_Records to use_.
#####
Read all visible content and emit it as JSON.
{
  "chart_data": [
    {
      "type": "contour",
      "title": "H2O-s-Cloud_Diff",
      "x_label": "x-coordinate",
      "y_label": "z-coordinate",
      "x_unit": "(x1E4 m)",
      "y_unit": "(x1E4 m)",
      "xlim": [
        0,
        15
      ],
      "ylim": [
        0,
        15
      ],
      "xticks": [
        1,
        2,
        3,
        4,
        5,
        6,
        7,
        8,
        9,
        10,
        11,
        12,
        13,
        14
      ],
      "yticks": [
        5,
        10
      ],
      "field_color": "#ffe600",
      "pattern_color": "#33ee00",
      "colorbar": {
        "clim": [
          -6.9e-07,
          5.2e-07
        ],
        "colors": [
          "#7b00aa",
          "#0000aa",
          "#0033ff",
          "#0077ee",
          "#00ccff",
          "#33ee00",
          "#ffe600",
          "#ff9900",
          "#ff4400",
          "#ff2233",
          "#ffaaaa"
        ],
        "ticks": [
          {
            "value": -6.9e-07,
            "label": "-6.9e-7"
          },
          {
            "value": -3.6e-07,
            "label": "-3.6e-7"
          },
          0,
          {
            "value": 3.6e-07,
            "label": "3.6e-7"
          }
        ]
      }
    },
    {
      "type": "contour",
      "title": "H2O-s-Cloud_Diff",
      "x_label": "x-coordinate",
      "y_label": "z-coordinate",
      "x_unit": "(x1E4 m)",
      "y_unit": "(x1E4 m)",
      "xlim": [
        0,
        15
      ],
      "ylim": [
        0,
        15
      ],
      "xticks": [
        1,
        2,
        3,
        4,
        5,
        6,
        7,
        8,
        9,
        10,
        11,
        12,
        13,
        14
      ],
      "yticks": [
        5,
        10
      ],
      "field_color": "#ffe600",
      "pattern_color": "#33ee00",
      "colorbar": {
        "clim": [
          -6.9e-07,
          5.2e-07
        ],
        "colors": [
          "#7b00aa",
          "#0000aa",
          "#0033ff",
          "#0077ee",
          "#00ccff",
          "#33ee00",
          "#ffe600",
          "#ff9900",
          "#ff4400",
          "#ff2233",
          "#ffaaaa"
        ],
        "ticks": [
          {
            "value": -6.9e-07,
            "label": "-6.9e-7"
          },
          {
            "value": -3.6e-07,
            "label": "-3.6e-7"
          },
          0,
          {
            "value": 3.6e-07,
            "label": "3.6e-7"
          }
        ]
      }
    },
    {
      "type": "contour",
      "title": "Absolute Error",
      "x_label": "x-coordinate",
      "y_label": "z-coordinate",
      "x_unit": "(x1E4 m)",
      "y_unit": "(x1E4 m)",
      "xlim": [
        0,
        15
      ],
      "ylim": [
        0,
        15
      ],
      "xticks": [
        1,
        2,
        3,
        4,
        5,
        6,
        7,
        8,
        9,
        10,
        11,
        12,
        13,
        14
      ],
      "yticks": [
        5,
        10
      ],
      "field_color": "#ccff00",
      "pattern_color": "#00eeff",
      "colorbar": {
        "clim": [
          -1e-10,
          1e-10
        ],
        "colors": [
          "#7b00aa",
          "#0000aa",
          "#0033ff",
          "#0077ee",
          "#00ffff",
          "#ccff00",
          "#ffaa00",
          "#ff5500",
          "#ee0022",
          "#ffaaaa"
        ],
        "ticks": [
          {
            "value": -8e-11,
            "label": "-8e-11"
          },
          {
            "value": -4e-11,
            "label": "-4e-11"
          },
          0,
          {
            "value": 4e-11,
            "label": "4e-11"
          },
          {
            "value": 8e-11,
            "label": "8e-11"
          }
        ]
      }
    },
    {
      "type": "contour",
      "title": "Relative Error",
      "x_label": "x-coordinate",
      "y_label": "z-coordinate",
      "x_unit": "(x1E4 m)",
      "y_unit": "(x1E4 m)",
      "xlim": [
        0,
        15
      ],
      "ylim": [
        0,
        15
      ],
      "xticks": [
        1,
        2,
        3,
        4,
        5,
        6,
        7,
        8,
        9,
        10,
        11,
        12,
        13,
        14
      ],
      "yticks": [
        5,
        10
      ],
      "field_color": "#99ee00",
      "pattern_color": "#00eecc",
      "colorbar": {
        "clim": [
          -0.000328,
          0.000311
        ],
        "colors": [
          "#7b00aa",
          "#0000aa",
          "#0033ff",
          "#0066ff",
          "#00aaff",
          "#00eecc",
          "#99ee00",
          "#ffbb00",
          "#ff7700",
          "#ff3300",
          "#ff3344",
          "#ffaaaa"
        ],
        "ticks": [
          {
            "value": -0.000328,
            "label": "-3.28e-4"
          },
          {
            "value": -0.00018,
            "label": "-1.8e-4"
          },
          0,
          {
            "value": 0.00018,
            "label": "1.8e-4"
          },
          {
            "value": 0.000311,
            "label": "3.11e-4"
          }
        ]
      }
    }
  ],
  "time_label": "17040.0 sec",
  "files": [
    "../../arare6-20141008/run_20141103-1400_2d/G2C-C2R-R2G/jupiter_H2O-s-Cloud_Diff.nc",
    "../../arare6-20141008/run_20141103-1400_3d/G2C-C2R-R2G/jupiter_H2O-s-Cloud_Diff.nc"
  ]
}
#####
Reproduce the full listing word for word.

_Exercise response_.
Read all visible content and emit it as JSON.
{
  "chart_data": [
    {
      "type": "contour",
      "title": "H2O-s-Cloud_Diff",
      "x_label": "x-coordinate",
      "y_label": "z-coordinate",
      "x_unit": "(x1E4 m)",
      "y_unit": "(x1E4 m)",
      "xlim": [
        0,
        15
      ],
      "ylim": [
        0,
        15
      ],
      "xticks": [
        1,
        2,
        3,
        4,
        5,
        6,
        7,
        8,
        9,
        10,
        11,
        12,
        13,
        14
      ],
      "yticks": [
        5,
        10
      ],
      "field_color": "#ffe600",
      "pattern_color": "#33ee00",
      "colorbar": {
        "clim": [
          -6.9e-07,
          5.2e-07
        ],
        "colors": [
          "#7b00aa",
          "#0000aa",
          "#0033ff",
          "#0077ee",
          "#00ccff",
          "#33ee00",
          "#ffe600",
          "#ff9900",
          "#ff4400",
          "#ff2233",
          "#ffaaaa"
        ],
        "ticks": [
          {
            "value": -6.9e-07,
            "label": "-6.9e-7"
          },
          {
            "value": -3.6e-07,
            "label": "-3.6e-7"
          },
          0,
          {
            "value": 3.6e-07,
            "label": "3.6e-7"
          }
        ]
      }
    },
    {
      "type": "contour",
      "title": "H2O-s-Cloud_Diff",
      "x_label": "x-coordinate",
      "y_label": "z-coordinate",
      "x_unit": "(x1E4 m)",
      "y_unit": "(x1E4 m)",
      "xlim": [
        0,
        15
      ],
      "ylim": [
        0,
        15
      ],
      "xticks": [
        1,
        2,
        3,
        4,
        5,
        6,
        7,
        8,
        9,
        10,
        11,
        12,
        13,
        14
      ],
      "yticks": [
        5,
        10
      ],
      "field_color": "#ffe600",
      "pattern_color": "#33ee00",
      "colorbar": {
        "clim": [
          -6.9e-07,
          5.2e-07
        ],
        "colors": [
          "#7b00aa",
          "#0000aa",
          "#0033ff",
          "#0077ee",
          "#00ccff",
          "#33ee00",
          "#ffe600",
          "#ff9900",
          "#ff4400",
          "#ff2233",
          "#ffaaaa"
        ],
        "ticks": [
          {
            "value": -6.9e-07,
            "label": "-6.9e-7"
          },
          {
            "value": -3.6e-07,
            "label": "-3.6e-7"
          },
          0,
          {
            "value": 3.6e-07,
            "label": "3.6e-7"
          }
        ]
      }
    },
    {
      "type": "contour",
      "title": "Absolute Error",
      "x_label": "x-coordinate",
      "y_label": "z-coordinate",
      "x_unit": "(x1E4 m)",
      "y_unit": "(x1E4 m)",
      "xlim": [
        0,
        15
      ],
      "ylim": [
        0,
        15
      ],
      "xticks": [
        1,
        2,
        3,
        4,
        5,
        6,
        7,
        8,
        9,
        10,
        11,
        12,
        13,
        14
      ],
      "yticks": [
        5,
        10
      ],
      "field_color": "#ccff00",
      "pattern_color": "#00eeff",
      "colorbar": {
        "clim": [
          -1e-10,
          1e-10
        ],
        "colors": [
          "#7b00aa",
          "#0000aa",
          "#0033ff",
          "#0077ee",
          "#00ffff",
          "#ccff00",
          "#ffaa00",
          "#ff5500",
          "#ee0022",
          "#ffaaaa"
        ],
        "ticks": [
          {
            "value": -8e-11,
            "label": "-8e-11"
          },
          {
            "value": -4e-11,
            "label": "-4e-11"
          },
          0,
          {
            "value": 4e-11,
            "label": "4e-11"
          },
          {
            "value": 8e-11,
            "label": "8e-11"
          }
        ]
      }
    },
    {
      "type": "contour",
      "title": "Relative Error",
      "x_label": "x-coordinate",
      "y_label": "z-coordinate",
      "x_unit": "(x1E4 m)",
      "y_unit": "(x1E4 m)",
      "xlim": [
        0,
        15
      ],
      "ylim": [
        0,
        15
      ],
      "xticks": [
        1,
        2,
        3,
        4,
        5,
        6,
        7,
        8,
        9,
        10,
        11,
        12,
        13,
        14
      ],
      "yticks": [
        5,
        10
      ],
      "field_color": "#99ee00",
      "pattern_color": "#00eecc",
      "colorbar": {
        "clim": [
          -0.000328,
          0.000311
        ],
        "colors": [
          "#7b00aa",
          "#0000aa",
          "#0033ff",
          "#0066ff",
          "#00aaff",
          "#00eecc",
          "#99ee00",
          "#ffbb00",
          "#ff7700",
          "#ff3300",
          "#ff3344",
          "#ffaaaa"
        ],
        "ticks": [
          {
            "value": -0.000328,
            "label": "-3.28e-4"
          },
          {
            "value": -0.00018,
            "label": "-1.8e-4"
          },
          0,
          {
            "value": 0.00018,
            "label": "1.8e-4"
          },
          {
            "value": 0.000311,
            "label": "3.11e-4"
          }
        ]
      }
    }
  ],
  "time_label": "17040.0 sec",
  "files": [
    "../../arare6-20141008/run_20141103-1400_2d/G2C-C2R-R2G/jupiter_H2O-s-Cloud_Diff.nc",
    "../../arare6-20141008/run_20141103-1400_3d/G2C-C2R-R2G/jupiter_H2O-s-Cloud_Diff.nc"
  ]
}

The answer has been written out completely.